(Extracted data entries)
============

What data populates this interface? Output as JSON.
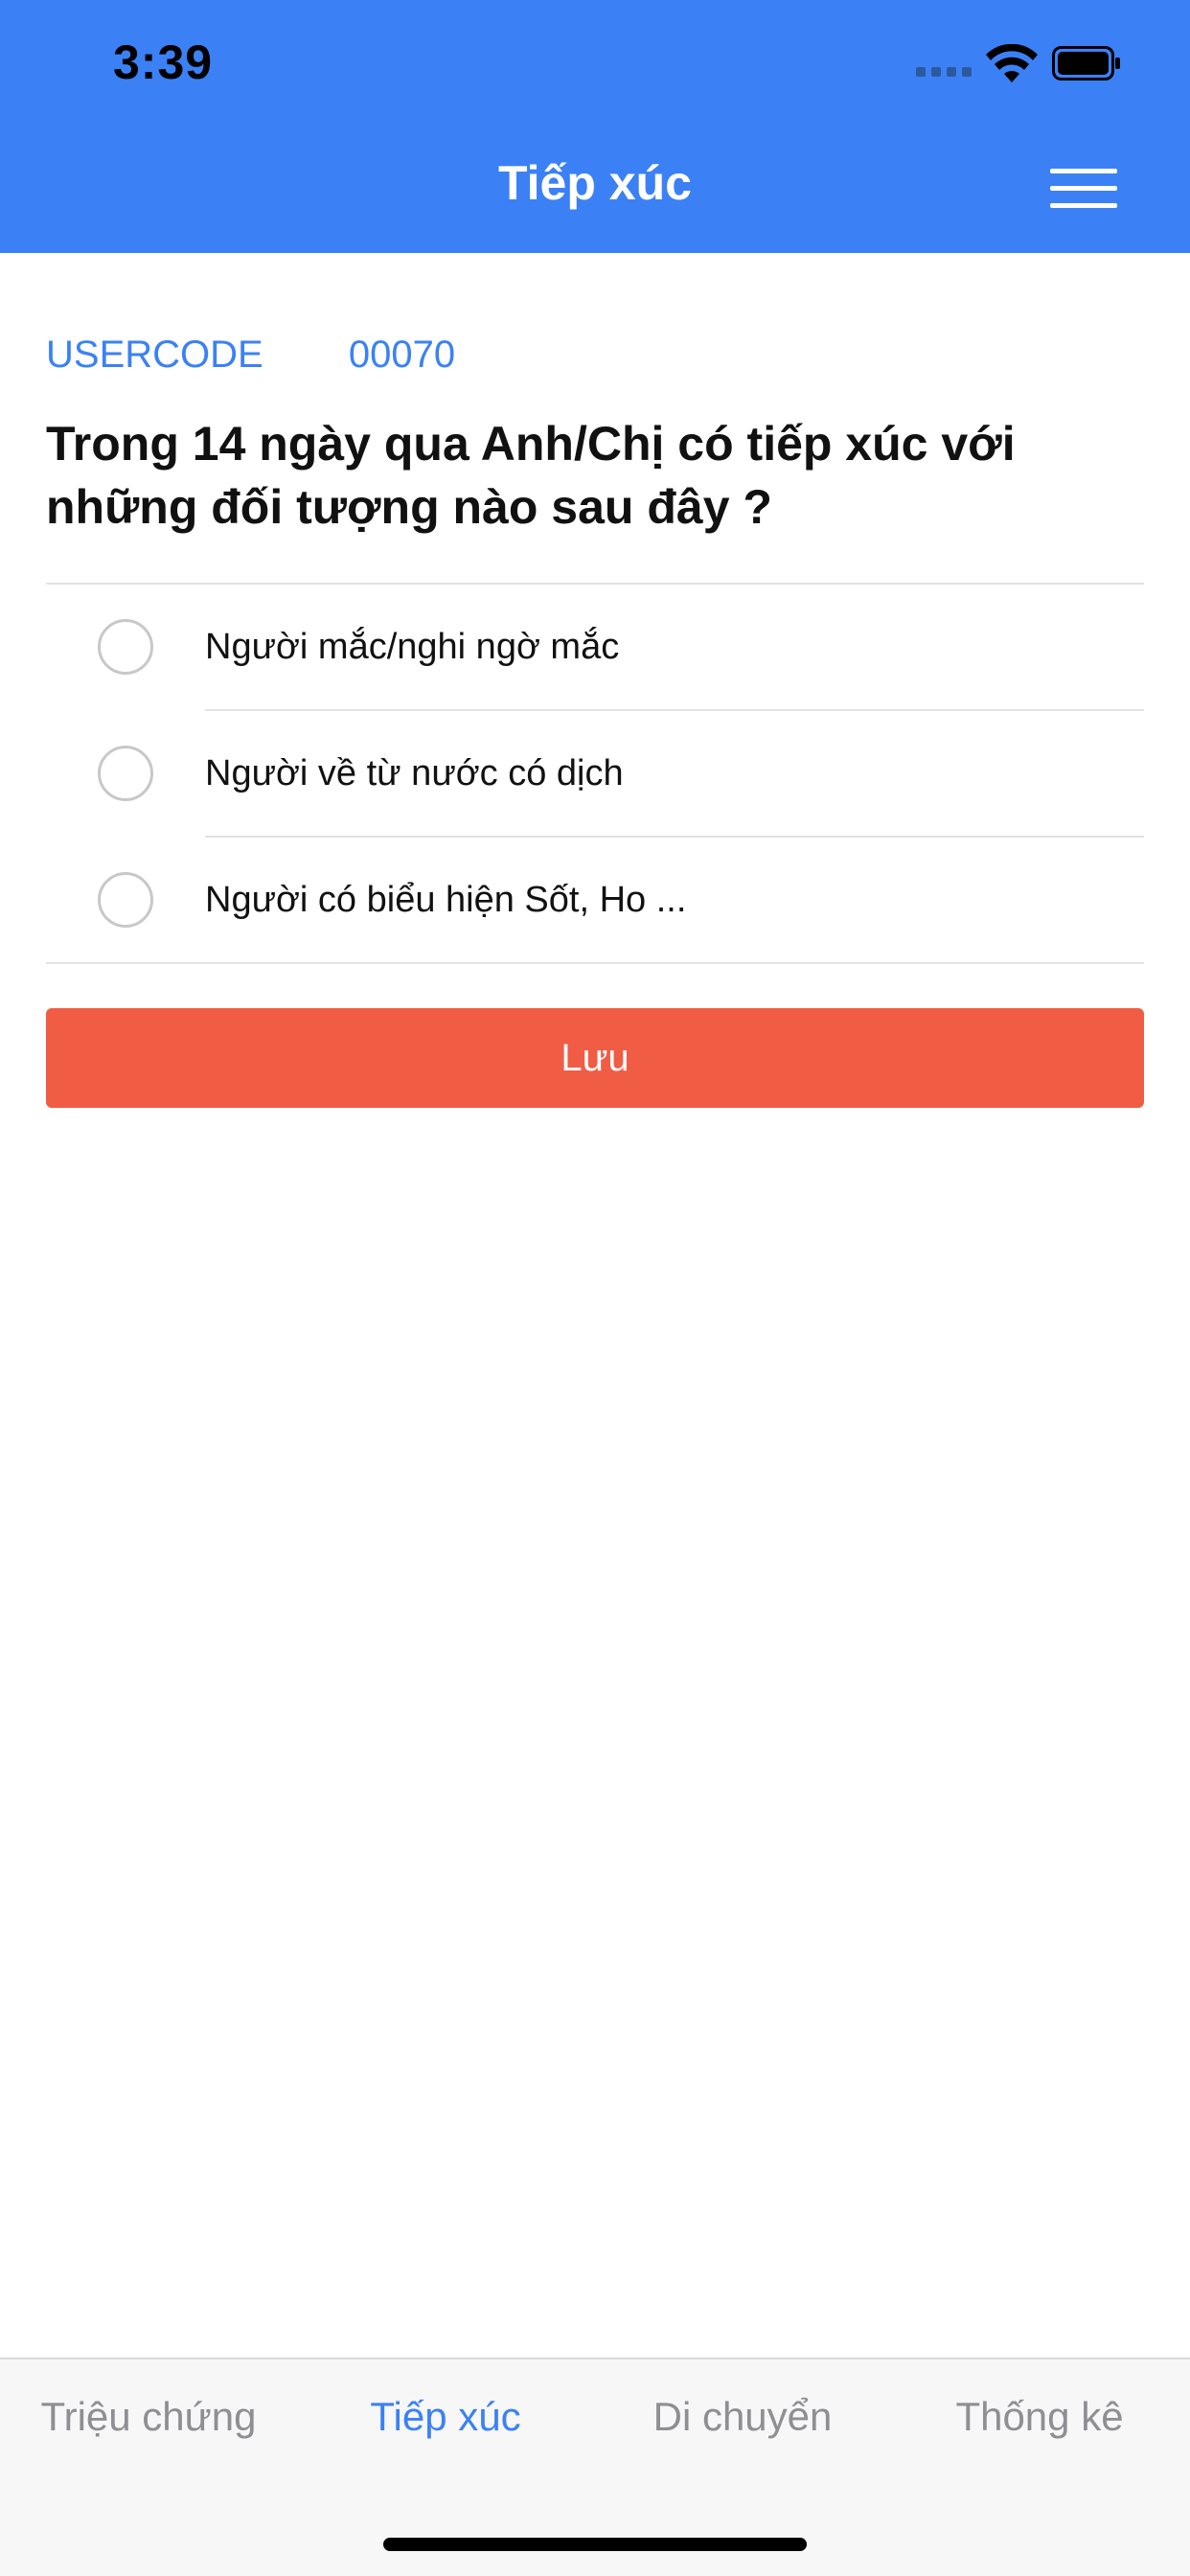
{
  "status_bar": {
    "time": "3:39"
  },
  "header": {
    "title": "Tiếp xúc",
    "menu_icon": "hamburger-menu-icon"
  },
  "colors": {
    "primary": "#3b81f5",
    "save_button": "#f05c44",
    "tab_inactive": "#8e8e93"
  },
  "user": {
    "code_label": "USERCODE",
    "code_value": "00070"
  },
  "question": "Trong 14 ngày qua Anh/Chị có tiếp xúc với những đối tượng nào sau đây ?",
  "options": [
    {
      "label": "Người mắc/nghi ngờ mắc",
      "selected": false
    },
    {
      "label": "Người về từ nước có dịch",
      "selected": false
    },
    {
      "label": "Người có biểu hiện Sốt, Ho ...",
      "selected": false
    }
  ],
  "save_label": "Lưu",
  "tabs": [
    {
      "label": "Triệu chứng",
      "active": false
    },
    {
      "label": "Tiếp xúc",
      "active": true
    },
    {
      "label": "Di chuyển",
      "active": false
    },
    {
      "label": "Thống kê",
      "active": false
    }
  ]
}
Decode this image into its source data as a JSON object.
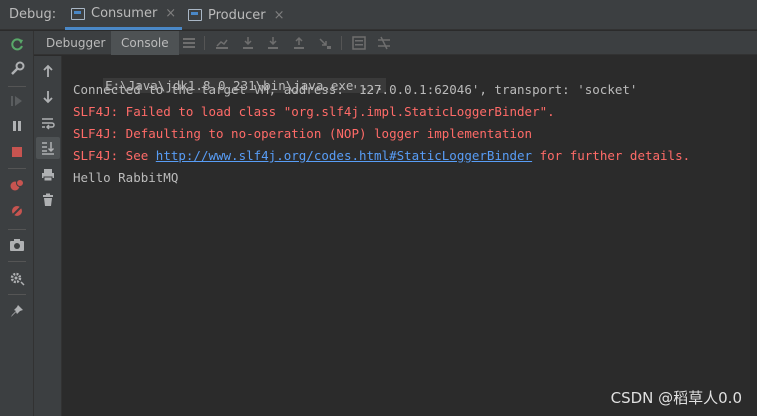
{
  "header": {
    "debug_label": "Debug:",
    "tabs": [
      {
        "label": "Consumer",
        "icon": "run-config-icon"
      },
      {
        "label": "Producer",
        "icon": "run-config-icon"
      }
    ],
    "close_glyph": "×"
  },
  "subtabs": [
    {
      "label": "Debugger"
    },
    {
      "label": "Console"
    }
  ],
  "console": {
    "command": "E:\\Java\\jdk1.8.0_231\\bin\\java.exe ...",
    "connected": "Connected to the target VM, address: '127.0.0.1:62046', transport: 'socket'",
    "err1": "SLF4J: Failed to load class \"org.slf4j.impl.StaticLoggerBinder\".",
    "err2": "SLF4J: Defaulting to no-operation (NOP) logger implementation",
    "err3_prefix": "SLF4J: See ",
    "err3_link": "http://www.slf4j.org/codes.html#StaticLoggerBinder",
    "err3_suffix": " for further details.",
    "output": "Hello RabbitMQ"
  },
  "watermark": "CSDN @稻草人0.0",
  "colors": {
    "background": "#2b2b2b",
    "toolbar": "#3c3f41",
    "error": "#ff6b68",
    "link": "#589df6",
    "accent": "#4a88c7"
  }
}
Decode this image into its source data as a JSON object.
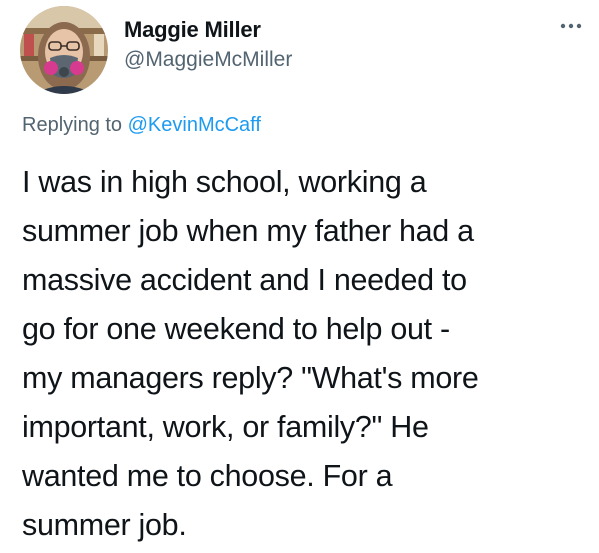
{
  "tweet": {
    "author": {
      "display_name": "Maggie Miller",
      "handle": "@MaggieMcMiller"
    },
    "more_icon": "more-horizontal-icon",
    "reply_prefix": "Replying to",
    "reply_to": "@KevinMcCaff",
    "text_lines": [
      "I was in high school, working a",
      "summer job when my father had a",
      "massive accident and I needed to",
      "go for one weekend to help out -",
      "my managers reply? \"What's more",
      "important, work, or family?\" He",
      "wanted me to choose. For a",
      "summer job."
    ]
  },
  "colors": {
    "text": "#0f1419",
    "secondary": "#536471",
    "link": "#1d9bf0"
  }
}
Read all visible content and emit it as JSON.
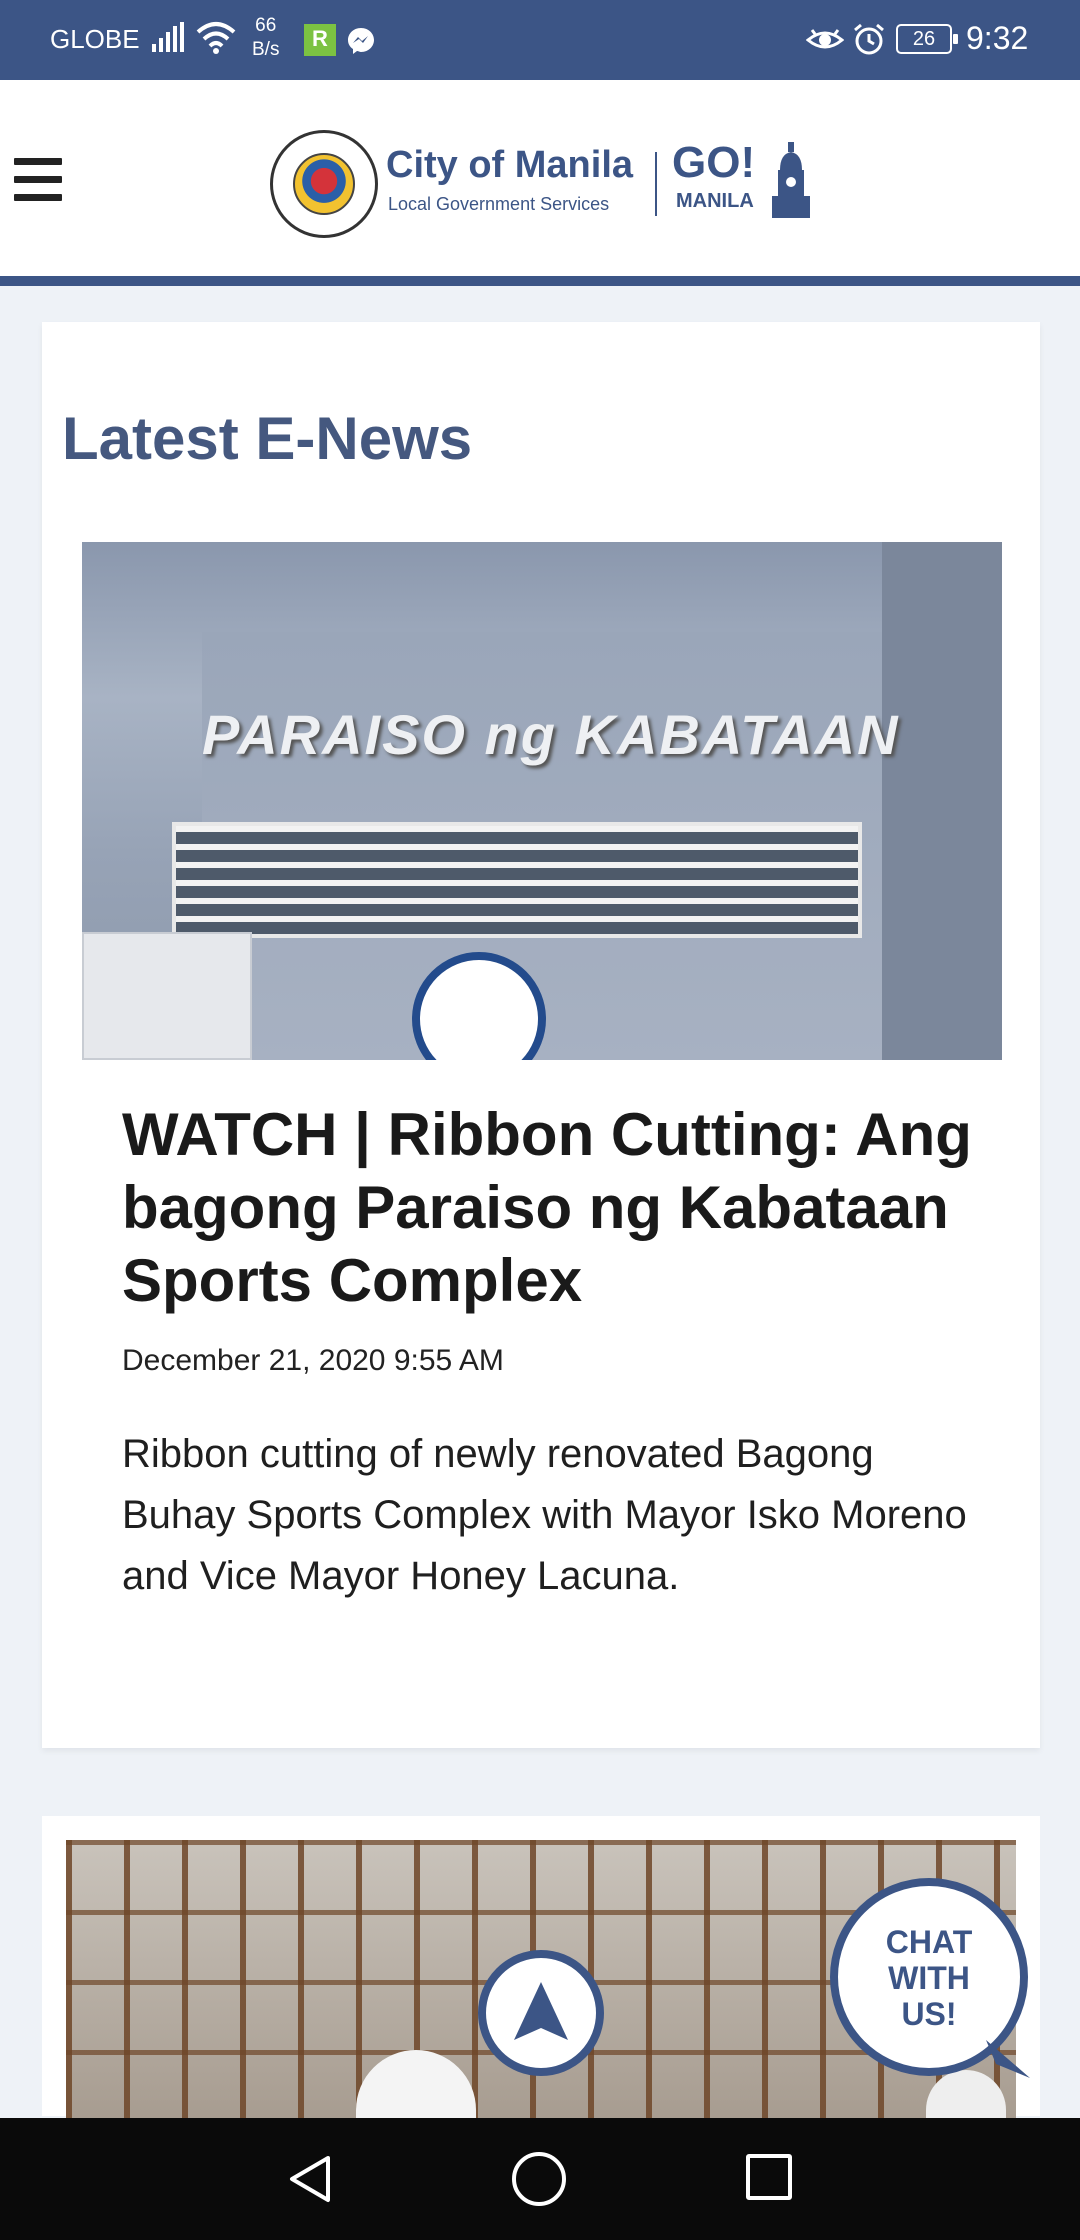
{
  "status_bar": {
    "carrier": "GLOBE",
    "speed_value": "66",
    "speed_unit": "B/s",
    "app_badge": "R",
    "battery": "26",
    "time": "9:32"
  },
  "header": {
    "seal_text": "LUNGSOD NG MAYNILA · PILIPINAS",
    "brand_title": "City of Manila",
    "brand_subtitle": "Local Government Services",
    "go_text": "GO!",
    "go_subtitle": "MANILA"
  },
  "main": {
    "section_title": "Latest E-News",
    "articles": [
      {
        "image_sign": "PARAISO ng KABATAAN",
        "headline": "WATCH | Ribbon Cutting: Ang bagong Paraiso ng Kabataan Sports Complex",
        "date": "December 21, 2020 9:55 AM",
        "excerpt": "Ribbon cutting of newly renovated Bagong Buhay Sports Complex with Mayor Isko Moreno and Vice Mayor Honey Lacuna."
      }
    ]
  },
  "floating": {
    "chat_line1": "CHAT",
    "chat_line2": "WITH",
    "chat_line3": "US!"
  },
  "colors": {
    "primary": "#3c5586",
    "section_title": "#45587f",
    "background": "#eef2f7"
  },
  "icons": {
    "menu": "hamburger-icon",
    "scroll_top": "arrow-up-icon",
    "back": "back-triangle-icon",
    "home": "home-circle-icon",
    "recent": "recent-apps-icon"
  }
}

============

Go back to the records above and write them out exactly, without the pictures.

What data populates this interface? Output as JSON.
{
  "status_bar": {
    "time": "3:39"
  },
  "header": {
    "title": "Tiếp xúc",
    "menu_icon": "hamburger-menu-icon"
  },
  "colors": {
    "primary": "#3b81f5",
    "save_button": "#f05c44",
    "tab_inactive": "#8e8e93"
  },
  "user": {
    "code_label": "USERCODE",
    "code_value": "00070"
  },
  "question": "Trong 14 ngày qua Anh/Chị có tiếp xúc với những đối tượng nào sau đây ?",
  "options": [
    {
      "label": "Người mắc/nghi ngờ mắc",
      "selected": false
    },
    {
      "label": "Người về từ nước có dịch",
      "selected": false
    },
    {
      "label": "Người có biểu hiện Sốt, Ho ...",
      "selected": false
    }
  ],
  "save_label": "Lưu",
  "tabs": [
    {
      "label": "Triệu chứng",
      "active": false
    },
    {
      "label": "Tiếp xúc",
      "active": true
    },
    {
      "label": "Di chuyển",
      "active": false
    },
    {
      "label": "Thống kê",
      "active": false
    }
  ]
}
Decode this image into its source data as a JSON object.
{
  "header": {
    "debug_label": "Debug:",
    "tabs": [
      {
        "label": "Consumer",
        "icon": "run-config-icon"
      },
      {
        "label": "Producer",
        "icon": "run-config-icon"
      }
    ],
    "close_glyph": "×"
  },
  "subtabs": [
    {
      "label": "Debugger"
    },
    {
      "label": "Console"
    }
  ],
  "console": {
    "command": "E:\\Java\\jdk1.8.0_231\\bin\\java.exe ...",
    "connected": "Connected to the target VM, address: '127.0.0.1:62046', transport: 'socket'",
    "err1": "SLF4J: Failed to load class \"org.slf4j.impl.StaticLoggerBinder\".",
    "err2": "SLF4J: Defaulting to no-operation (NOP) logger implementation",
    "err3_prefix": "SLF4J: See ",
    "err3_link": "http://www.slf4j.org/codes.html#StaticLoggerBinder",
    "err3_suffix": " for further details.",
    "output": "Hello RabbitMQ"
  },
  "watermark": "CSDN @稻草人0.0",
  "colors": {
    "background": "#2b2b2b",
    "toolbar": "#3c3f41",
    "error": "#ff6b68",
    "link": "#589df6",
    "accent": "#4a88c7"
  }
}
Decode this image into its source data as a JSON object.
{
  "tweet": {
    "author": {
      "display_name": "Maggie Miller",
      "handle": "@MaggieMcMiller"
    },
    "more_icon": "more-horizontal-icon",
    "reply_prefix": "Replying to",
    "reply_to": "@KevinMcCaff",
    "text_lines": [
      "I was in high school, working a",
      "summer job when my father had a",
      "massive accident and I needed to",
      "go for one weekend to help out -",
      "my managers reply? \"What's more",
      "important, work, or family?\" He",
      "wanted me to choose. For a",
      "summer job."
    ]
  },
  "colors": {
    "text": "#0f1419",
    "secondary": "#536471",
    "link": "#1d9bf0"
  }
}
Read all visible content and emit it as JSON.
{
  "status_bar": {
    "carrier": "GLOBE",
    "speed_value": "66",
    "speed_unit": "B/s",
    "app_badge": "R",
    "battery": "26",
    "time": "9:32"
  },
  "header": {
    "seal_text": "LUNGSOD NG MAYNILA · PILIPINAS",
    "brand_title": "City of Manila",
    "brand_subtitle": "Local Government Services",
    "go_text": "GO!",
    "go_subtitle": "MANILA"
  },
  "main": {
    "section_title": "Latest E-News",
    "articles": [
      {
        "image_sign": "PARAISO ng KABATAAN",
        "headline": "WATCH | Ribbon Cutting: Ang bagong Paraiso ng Kabataan Sports Complex",
        "date": "December 21, 2020 9:55 AM",
        "excerpt": "Ribbon cutting of newly renovated Bagong Buhay Sports Complex with Mayor Isko Moreno and Vice Mayor Honey Lacuna."
      }
    ]
  },
  "floating": {
    "chat_line1": "CHAT",
    "chat_line2": "WITH",
    "chat_line3": "US!"
  },
  "colors": {
    "primary": "#3c5586",
    "section_title": "#45587f",
    "background": "#eef2f7"
  },
  "icons": {
    "menu": "hamburger-icon",
    "scroll_top": "arrow-up-icon",
    "back": "back-triangle-icon",
    "home": "home-circle-icon",
    "recent": "recent-apps-icon"
  }
}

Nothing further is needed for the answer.